[REQUIRED WORK] Repeat every record below exactly, but leave out any pictures.

:: INPUT ::

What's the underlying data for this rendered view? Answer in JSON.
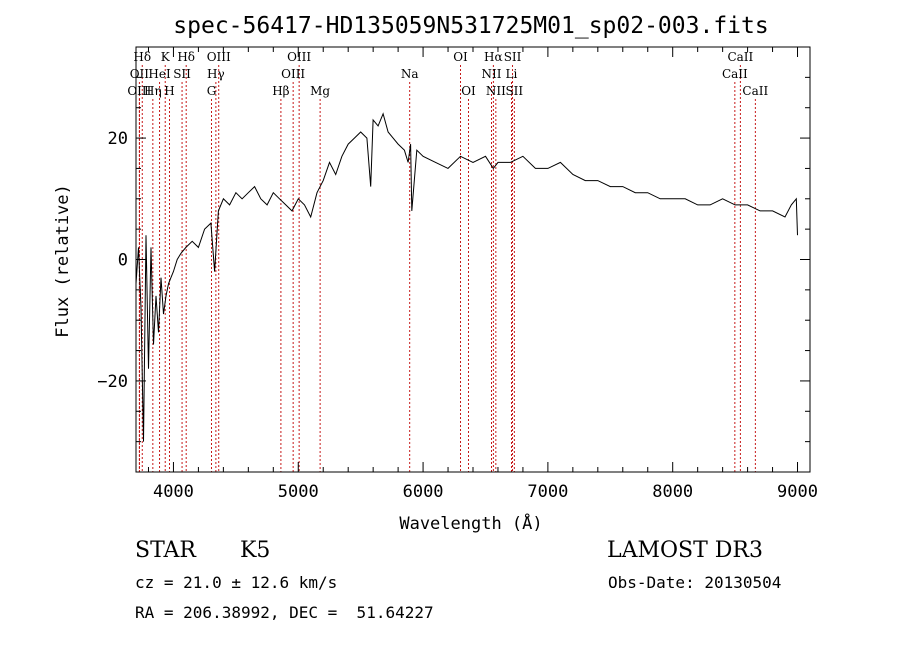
{
  "chart_data": {
    "type": "line",
    "title": "spec-56417-HD135059N531725M01_sp02-003.fits",
    "xlabel": "Wavelength (Å)",
    "ylabel": "Flux (relative)",
    "xlim": [
      3700,
      9100
    ],
    "ylim": [
      -35,
      35
    ],
    "x_ticks": [
      {
        "value": 4000,
        "label": "4000"
      },
      {
        "value": 5000,
        "label": "5000"
      },
      {
        "value": 6000,
        "label": "6000"
      },
      {
        "value": 7000,
        "label": "7000"
      },
      {
        "value": 8000,
        "label": "8000"
      },
      {
        "value": 9000,
        "label": "9000"
      }
    ],
    "y_ticks": [
      {
        "value": -20,
        "label": "−20"
      },
      {
        "value": 0,
        "label": "0"
      },
      {
        "value": 20,
        "label": "20"
      }
    ],
    "series": [
      {
        "color": "#000000",
        "x": [
          3700,
          3720,
          3740,
          3760,
          3780,
          3800,
          3820,
          3840,
          3860,
          3880,
          3900,
          3920,
          3940,
          3960,
          3980,
          4000,
          4030,
          4060,
          4100,
          4150,
          4200,
          4250,
          4300,
          4330,
          4360,
          4400,
          4450,
          4500,
          4550,
          4600,
          4650,
          4700,
          4750,
          4800,
          4850,
          4900,
          4950,
          5000,
          5050,
          5100,
          5150,
          5200,
          5250,
          5300,
          5350,
          5400,
          5450,
          5500,
          5550,
          5580,
          5600,
          5640,
          5680,
          5720,
          5760,
          5800,
          5850,
          5880,
          5900,
          5910,
          5950,
          6000,
          6100,
          6200,
          6300,
          6400,
          6500,
          6563,
          6600,
          6700,
          6800,
          6900,
          7000,
          7100,
          7200,
          7300,
          7400,
          7500,
          7600,
          7700,
          7800,
          7900,
          8000,
          8100,
          8200,
          8300,
          8400,
          8500,
          8600,
          8700,
          8800,
          8900,
          8950,
          8990,
          9000
        ],
        "y": [
          -4,
          2,
          -8,
          -30,
          4,
          -18,
          2,
          -14,
          -6,
          -12,
          -3,
          -9,
          -6,
          -4,
          -3,
          -2,
          0,
          1,
          2,
          3,
          2,
          5,
          6,
          -2,
          8,
          10,
          9,
          11,
          10,
          11,
          12,
          10,
          9,
          11,
          10,
          9,
          8,
          10,
          9,
          7,
          11,
          13,
          16,
          14,
          17,
          19,
          20,
          21,
          20,
          12,
          23,
          22,
          24,
          21,
          20,
          19,
          18,
          16,
          19,
          8,
          18,
          17,
          16,
          15,
          17,
          16,
          17,
          15,
          16,
          16,
          17,
          15,
          15,
          16,
          14,
          13,
          13,
          12,
          12,
          11,
          11,
          10,
          10,
          10,
          9,
          9,
          10,
          9,
          9,
          8,
          8,
          7,
          9,
          10,
          4
        ]
      }
    ],
    "line_ids": [
      {
        "name": "Hδ",
        "wave": 3750,
        "row": 0
      },
      {
        "name": "OII",
        "wave": 3727,
        "row": 1
      },
      {
        "name": "OIII",
        "wave": 3727,
        "row": 2
      },
      {
        "name": "K",
        "wave": 3934,
        "row": 0
      },
      {
        "name": "HeI",
        "wave": 3889,
        "row": 1
      },
      {
        "name": "Hη",
        "wave": 3835,
        "row": 2
      },
      {
        "name": "H",
        "wave": 3968,
        "row": 2
      },
      {
        "name": "SII",
        "wave": 4069,
        "row": 1
      },
      {
        "name": "Hδ",
        "wave": 4102,
        "row": 0
      },
      {
        "name": "OIII",
        "wave": 4363,
        "row": 0
      },
      {
        "name": "Hγ",
        "wave": 4340,
        "row": 1
      },
      {
        "name": "G",
        "wave": 4305,
        "row": 2
      },
      {
        "name": "OIII",
        "wave": 5007,
        "row": 0
      },
      {
        "name": "OIII",
        "wave": 4959,
        "row": 1
      },
      {
        "name": "Hβ",
        "wave": 4861,
        "row": 2
      },
      {
        "name": "Mg",
        "wave": 5175,
        "row": 2
      },
      {
        "name": "Na",
        "wave": 5893,
        "row": 1
      },
      {
        "name": "OI",
        "wave": 6300,
        "row": 0
      },
      {
        "name": "OI",
        "wave": 6364,
        "row": 2
      },
      {
        "name": "Hα",
        "wave": 6563,
        "row": 0
      },
      {
        "name": "NII",
        "wave": 6548,
        "row": 1
      },
      {
        "name": "NII",
        "wave": 6583,
        "row": 2
      },
      {
        "name": "SII",
        "wave": 6717,
        "row": 0
      },
      {
        "name": "Li",
        "wave": 6708,
        "row": 1
      },
      {
        "name": "SII",
        "wave": 6731,
        "row": 2
      },
      {
        "name": "CaII",
        "wave": 8542,
        "row": 0
      },
      {
        "name": "CaII",
        "wave": 8498,
        "row": 1
      },
      {
        "name": "CaII",
        "wave": 8662,
        "row": 2
      }
    ],
    "grid": false,
    "legend": "none"
  },
  "info": {
    "class": "STAR",
    "subclass": "K5",
    "survey": "LAMOST DR3",
    "cz": "cz = 21.0 ± 12.6 km/s",
    "obsdate": "Obs-Date: 20130504",
    "coords": "RA = 206.38992, DEC =  51.64227"
  }
}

:::

[REPLY TO THE TASK]
What's the underlying data for this rendered view? Answer in JSON.
{
  "chart_data": {
    "type": "line",
    "title": "spec-56417-HD135059N531725M01_sp02-003.fits",
    "xlabel": "Wavelength (Å)",
    "ylabel": "Flux (relative)",
    "xlim": [
      3700,
      9100
    ],
    "ylim": [
      -35,
      35
    ],
    "x_ticks": [
      {
        "value": 4000,
        "label": "4000"
      },
      {
        "value": 5000,
        "label": "5000"
      },
      {
        "value": 6000,
        "label": "6000"
      },
      {
        "value": 7000,
        "label": "7000"
      },
      {
        "value": 8000,
        "label": "8000"
      },
      {
        "value": 9000,
        "label": "9000"
      }
    ],
    "y_ticks": [
      {
        "value": -20,
        "label": "−20"
      },
      {
        "value": 0,
        "label": "0"
      },
      {
        "value": 20,
        "label": "20"
      }
    ],
    "series": [
      {
        "color": "#000000",
        "x": [
          3700,
          3720,
          3740,
          3760,
          3780,
          3800,
          3820,
          3840,
          3860,
          3880,
          3900,
          3920,
          3940,
          3960,
          3980,
          4000,
          4030,
          4060,
          4100,
          4150,
          4200,
          4250,
          4300,
          4330,
          4360,
          4400,
          4450,
          4500,
          4550,
          4600,
          4650,
          4700,
          4750,
          4800,
          4850,
          4900,
          4950,
          5000,
          5050,
          5100,
          5150,
          5200,
          5250,
          5300,
          5350,
          5400,
          5450,
          5500,
          5550,
          5580,
          5600,
          5640,
          5680,
          5720,
          5760,
          5800,
          5850,
          5880,
          5900,
          5910,
          5950,
          6000,
          6100,
          6200,
          6300,
          6400,
          6500,
          6563,
          6600,
          6700,
          6800,
          6900,
          7000,
          7100,
          7200,
          7300,
          7400,
          7500,
          7600,
          7700,
          7800,
          7900,
          8000,
          8100,
          8200,
          8300,
          8400,
          8500,
          8600,
          8700,
          8800,
          8900,
          8950,
          8990,
          9000
        ],
        "y": [
          -4,
          2,
          -8,
          -30,
          4,
          -18,
          2,
          -14,
          -6,
          -12,
          -3,
          -9,
          -6,
          -4,
          -3,
          -2,
          0,
          1,
          2,
          3,
          2,
          5,
          6,
          -2,
          8,
          10,
          9,
          11,
          10,
          11,
          12,
          10,
          9,
          11,
          10,
          9,
          8,
          10,
          9,
          7,
          11,
          13,
          16,
          14,
          17,
          19,
          20,
          21,
          20,
          12,
          23,
          22,
          24,
          21,
          20,
          19,
          18,
          16,
          19,
          8,
          18,
          17,
          16,
          15,
          17,
          16,
          17,
          15,
          16,
          16,
          17,
          15,
          15,
          16,
          14,
          13,
          13,
          12,
          12,
          11,
          11,
          10,
          10,
          10,
          9,
          9,
          10,
          9,
          9,
          8,
          8,
          7,
          9,
          10,
          4
        ]
      }
    ],
    "line_ids": [
      {
        "name": "Hδ",
        "wave": 3750,
        "row": 0
      },
      {
        "name": "OII",
        "wave": 3727,
        "row": 1
      },
      {
        "name": "OIII",
        "wave": 3727,
        "row": 2
      },
      {
        "name": "K",
        "wave": 3934,
        "row": 0
      },
      {
        "name": "HeI",
        "wave": 3889,
        "row": 1
      },
      {
        "name": "Hη",
        "wave": 3835,
        "row": 2
      },
      {
        "name": "H",
        "wave": 3968,
        "row": 2
      },
      {
        "name": "SII",
        "wave": 4069,
        "row": 1
      },
      {
        "name": "Hδ",
        "wave": 4102,
        "row": 0
      },
      {
        "name": "OIII",
        "wave": 4363,
        "row": 0
      },
      {
        "name": "Hγ",
        "wave": 4340,
        "row": 1
      },
      {
        "name": "G",
        "wave": 4305,
        "row": 2
      },
      {
        "name": "OIII",
        "wave": 5007,
        "row": 0
      },
      {
        "name": "OIII",
        "wave": 4959,
        "row": 1
      },
      {
        "name": "Hβ",
        "wave": 4861,
        "row": 2
      },
      {
        "name": "Mg",
        "wave": 5175,
        "row": 2
      },
      {
        "name": "Na",
        "wave": 5893,
        "row": 1
      },
      {
        "name": "OI",
        "wave": 6300,
        "row": 0
      },
      {
        "name": "OI",
        "wave": 6364,
        "row": 2
      },
      {
        "name": "Hα",
        "wave": 6563,
        "row": 0
      },
      {
        "name": "NII",
        "wave": 6548,
        "row": 1
      },
      {
        "name": "NII",
        "wave": 6583,
        "row": 2
      },
      {
        "name": "SII",
        "wave": 6717,
        "row": 0
      },
      {
        "name": "Li",
        "wave": 6708,
        "row": 1
      },
      {
        "name": "SII",
        "wave": 6731,
        "row": 2
      },
      {
        "name": "CaII",
        "wave": 8542,
        "row": 0
      },
      {
        "name": "CaII",
        "wave": 8498,
        "row": 1
      },
      {
        "name": "CaII",
        "wave": 8662,
        "row": 2
      }
    ],
    "grid": false,
    "legend": "none"
  },
  "info": {
    "class": "STAR",
    "subclass": "K5",
    "survey": "LAMOST DR3",
    "cz": "cz = 21.0 ± 12.6 km/s",
    "obsdate": "Obs-Date: 20130504",
    "coords": "RA = 206.38992, DEC =  51.64227"
  }
}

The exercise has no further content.